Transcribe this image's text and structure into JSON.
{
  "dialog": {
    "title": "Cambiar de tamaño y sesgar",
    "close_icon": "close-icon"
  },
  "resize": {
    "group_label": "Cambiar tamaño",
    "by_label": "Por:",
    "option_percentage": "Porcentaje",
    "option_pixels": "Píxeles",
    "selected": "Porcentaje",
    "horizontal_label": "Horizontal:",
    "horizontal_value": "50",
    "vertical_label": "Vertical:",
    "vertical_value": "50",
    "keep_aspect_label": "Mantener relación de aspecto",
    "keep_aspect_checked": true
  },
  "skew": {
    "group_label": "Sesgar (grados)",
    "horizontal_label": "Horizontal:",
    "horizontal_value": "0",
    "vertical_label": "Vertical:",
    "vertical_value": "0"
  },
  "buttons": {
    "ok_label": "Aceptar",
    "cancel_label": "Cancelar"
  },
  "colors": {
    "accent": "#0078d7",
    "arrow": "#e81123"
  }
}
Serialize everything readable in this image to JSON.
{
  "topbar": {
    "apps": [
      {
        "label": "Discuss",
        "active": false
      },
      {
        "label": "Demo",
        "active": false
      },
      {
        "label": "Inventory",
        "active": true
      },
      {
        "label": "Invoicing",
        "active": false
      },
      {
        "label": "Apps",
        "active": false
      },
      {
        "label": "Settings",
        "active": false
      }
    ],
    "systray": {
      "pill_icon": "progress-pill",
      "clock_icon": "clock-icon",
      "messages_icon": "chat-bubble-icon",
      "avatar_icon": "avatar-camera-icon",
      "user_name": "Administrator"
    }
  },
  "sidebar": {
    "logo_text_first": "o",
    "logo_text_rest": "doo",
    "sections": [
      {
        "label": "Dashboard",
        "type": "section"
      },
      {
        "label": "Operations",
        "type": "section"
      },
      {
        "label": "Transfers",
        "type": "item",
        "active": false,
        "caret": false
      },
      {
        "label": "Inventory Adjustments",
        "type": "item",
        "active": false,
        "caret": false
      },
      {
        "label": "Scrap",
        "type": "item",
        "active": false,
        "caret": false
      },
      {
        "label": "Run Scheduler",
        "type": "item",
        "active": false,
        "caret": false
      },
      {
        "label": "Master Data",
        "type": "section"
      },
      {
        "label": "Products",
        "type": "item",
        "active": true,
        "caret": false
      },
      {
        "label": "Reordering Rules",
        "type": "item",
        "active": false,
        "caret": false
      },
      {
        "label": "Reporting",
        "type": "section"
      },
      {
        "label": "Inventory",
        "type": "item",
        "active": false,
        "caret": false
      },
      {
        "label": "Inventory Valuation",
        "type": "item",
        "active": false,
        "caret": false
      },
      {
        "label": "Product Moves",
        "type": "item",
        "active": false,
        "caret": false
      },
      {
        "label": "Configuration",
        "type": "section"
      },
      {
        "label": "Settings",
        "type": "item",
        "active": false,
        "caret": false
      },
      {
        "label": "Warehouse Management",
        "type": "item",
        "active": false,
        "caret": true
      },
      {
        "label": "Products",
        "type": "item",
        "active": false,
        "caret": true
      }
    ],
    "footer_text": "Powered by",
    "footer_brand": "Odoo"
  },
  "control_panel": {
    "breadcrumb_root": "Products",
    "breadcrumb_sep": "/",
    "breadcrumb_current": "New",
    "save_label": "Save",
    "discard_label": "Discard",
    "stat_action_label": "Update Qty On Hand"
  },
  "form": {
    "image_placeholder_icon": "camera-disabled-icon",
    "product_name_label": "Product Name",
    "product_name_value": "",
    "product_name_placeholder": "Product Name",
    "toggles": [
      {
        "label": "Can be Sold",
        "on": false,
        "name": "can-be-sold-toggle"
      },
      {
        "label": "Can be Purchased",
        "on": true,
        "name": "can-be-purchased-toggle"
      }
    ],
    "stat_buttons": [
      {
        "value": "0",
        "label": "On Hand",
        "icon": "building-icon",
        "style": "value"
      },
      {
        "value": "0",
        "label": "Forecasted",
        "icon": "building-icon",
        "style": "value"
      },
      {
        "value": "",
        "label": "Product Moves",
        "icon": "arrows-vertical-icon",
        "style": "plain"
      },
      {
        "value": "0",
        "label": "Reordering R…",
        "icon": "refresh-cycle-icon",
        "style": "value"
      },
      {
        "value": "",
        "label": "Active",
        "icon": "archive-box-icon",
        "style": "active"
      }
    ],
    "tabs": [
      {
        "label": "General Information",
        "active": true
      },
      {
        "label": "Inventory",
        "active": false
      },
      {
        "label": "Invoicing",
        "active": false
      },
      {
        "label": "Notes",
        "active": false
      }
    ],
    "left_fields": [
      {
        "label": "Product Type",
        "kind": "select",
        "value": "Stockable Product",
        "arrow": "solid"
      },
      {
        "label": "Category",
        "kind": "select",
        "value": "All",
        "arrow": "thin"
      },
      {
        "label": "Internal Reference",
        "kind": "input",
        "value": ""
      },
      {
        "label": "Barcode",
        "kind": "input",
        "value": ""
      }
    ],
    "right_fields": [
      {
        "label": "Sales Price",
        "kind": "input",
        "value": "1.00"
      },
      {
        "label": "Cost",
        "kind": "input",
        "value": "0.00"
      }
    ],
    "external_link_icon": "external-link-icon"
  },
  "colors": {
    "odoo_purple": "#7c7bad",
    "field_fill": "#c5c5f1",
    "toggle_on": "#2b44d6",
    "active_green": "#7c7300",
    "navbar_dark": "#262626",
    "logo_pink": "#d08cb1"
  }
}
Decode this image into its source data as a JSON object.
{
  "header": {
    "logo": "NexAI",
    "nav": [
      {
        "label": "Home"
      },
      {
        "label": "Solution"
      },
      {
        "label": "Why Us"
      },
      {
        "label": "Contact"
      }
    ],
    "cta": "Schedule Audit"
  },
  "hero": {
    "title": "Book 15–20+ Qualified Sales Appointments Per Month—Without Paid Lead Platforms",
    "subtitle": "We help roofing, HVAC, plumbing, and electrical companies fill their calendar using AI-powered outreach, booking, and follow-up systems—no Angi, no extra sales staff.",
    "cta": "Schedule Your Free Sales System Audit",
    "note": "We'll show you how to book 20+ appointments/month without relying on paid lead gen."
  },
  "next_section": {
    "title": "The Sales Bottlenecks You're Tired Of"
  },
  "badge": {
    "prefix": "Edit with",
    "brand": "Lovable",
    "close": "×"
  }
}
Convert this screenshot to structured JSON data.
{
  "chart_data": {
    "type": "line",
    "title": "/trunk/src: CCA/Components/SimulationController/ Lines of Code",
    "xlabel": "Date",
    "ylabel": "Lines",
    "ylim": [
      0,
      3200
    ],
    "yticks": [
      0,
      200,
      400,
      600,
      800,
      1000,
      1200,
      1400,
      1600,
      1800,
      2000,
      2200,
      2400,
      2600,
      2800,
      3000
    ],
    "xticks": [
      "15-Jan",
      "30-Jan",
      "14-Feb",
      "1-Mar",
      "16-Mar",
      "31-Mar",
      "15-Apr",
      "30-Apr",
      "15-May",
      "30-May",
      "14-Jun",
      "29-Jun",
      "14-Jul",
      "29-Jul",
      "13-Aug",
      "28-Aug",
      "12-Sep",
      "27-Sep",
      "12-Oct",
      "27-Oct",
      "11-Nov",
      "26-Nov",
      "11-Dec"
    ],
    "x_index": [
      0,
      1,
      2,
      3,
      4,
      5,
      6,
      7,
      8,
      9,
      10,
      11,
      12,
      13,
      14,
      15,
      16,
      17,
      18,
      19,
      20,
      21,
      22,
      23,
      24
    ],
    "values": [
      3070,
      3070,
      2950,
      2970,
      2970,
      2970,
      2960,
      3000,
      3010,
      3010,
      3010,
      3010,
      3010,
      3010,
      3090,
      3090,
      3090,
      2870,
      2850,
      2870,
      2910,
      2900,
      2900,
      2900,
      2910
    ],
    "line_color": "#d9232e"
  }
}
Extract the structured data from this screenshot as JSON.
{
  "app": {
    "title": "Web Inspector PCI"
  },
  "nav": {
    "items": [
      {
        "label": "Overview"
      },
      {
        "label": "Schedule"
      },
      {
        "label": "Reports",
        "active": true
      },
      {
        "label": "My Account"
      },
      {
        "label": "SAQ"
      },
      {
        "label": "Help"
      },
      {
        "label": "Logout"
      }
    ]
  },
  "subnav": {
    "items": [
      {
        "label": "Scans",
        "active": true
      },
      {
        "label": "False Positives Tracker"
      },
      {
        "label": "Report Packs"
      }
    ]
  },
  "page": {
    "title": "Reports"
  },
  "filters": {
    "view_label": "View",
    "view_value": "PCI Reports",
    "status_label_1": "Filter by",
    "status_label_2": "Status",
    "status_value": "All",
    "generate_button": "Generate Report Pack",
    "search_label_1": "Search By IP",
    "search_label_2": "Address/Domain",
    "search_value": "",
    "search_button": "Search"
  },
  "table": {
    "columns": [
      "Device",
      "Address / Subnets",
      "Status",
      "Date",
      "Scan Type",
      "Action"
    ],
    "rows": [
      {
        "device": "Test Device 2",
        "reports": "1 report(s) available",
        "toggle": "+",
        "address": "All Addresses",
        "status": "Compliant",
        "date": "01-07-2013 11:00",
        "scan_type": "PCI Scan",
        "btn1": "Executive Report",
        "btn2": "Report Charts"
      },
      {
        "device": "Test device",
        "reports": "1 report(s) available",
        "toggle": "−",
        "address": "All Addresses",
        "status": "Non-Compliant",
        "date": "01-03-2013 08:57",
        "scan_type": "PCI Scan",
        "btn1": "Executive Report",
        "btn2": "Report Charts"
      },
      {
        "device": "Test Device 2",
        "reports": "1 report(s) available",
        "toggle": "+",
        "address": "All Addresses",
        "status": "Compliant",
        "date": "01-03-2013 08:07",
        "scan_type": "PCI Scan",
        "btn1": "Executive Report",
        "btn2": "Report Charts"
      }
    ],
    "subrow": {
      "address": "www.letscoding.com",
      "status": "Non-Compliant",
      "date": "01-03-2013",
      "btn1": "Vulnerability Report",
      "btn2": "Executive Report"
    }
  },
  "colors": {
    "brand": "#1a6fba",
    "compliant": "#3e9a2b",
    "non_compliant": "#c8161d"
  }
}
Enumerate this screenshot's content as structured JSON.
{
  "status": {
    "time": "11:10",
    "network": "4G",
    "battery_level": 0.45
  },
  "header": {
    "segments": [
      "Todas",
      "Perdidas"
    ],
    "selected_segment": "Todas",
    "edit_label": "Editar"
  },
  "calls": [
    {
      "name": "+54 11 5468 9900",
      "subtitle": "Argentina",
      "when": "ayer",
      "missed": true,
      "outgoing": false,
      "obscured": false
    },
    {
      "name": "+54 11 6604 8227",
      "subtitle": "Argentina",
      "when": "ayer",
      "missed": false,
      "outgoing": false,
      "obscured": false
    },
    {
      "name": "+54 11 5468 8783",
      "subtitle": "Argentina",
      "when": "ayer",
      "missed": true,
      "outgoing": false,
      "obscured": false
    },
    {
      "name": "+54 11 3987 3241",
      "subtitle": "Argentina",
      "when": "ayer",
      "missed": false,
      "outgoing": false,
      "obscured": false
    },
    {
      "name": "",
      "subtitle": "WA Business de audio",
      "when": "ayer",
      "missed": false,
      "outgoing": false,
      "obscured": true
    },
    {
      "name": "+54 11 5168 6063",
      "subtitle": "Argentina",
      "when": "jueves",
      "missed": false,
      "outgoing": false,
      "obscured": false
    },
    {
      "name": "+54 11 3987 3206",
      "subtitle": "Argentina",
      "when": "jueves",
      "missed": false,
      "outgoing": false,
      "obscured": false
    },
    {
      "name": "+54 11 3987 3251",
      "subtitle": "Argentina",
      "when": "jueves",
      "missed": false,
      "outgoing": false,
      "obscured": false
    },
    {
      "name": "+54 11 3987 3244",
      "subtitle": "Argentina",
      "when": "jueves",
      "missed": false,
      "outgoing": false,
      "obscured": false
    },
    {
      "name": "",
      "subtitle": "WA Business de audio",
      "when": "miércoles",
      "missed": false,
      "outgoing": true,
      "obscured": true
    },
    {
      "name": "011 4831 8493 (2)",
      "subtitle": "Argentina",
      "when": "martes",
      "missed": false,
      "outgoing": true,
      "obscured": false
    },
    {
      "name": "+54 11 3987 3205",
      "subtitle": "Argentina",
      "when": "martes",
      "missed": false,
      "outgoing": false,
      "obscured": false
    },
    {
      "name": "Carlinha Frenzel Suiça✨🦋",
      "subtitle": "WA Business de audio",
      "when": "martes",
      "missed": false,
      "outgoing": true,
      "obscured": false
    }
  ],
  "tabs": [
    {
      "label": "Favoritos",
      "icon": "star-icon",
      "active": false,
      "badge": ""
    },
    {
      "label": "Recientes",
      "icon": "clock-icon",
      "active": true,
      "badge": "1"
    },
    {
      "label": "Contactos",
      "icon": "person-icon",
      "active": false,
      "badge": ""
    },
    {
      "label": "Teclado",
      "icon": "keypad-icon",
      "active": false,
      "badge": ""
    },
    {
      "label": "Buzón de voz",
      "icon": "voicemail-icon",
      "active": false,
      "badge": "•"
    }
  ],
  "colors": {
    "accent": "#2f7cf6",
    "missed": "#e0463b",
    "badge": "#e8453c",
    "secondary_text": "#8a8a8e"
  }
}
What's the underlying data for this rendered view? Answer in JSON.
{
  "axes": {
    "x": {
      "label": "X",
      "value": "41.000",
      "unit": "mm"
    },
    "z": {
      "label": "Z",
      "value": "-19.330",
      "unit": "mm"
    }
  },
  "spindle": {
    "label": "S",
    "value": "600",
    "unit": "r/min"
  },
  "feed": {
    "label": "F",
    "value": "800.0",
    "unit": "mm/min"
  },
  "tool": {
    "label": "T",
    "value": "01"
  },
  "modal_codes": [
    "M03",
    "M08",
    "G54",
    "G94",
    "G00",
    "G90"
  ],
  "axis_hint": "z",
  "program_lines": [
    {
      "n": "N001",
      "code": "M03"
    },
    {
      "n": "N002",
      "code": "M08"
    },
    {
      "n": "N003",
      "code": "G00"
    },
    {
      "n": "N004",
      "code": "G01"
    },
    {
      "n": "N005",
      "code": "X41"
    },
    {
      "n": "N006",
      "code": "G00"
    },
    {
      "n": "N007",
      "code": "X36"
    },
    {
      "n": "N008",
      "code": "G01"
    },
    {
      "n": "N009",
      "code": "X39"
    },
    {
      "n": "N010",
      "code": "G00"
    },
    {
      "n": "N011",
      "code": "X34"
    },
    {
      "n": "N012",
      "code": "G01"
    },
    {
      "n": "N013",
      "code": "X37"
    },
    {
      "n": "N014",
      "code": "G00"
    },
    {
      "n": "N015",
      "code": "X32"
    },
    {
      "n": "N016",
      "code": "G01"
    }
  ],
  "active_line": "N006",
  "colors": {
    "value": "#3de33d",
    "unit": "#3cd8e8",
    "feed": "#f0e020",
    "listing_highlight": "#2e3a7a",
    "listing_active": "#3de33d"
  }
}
__________
* _Given instruction_:
Identify the lines in the entries above that contain "Porcentaje", then copy them out.

* _Result of the task_:
    "option_percentage": "Porcentaje",
    "selected": "Porcentaje",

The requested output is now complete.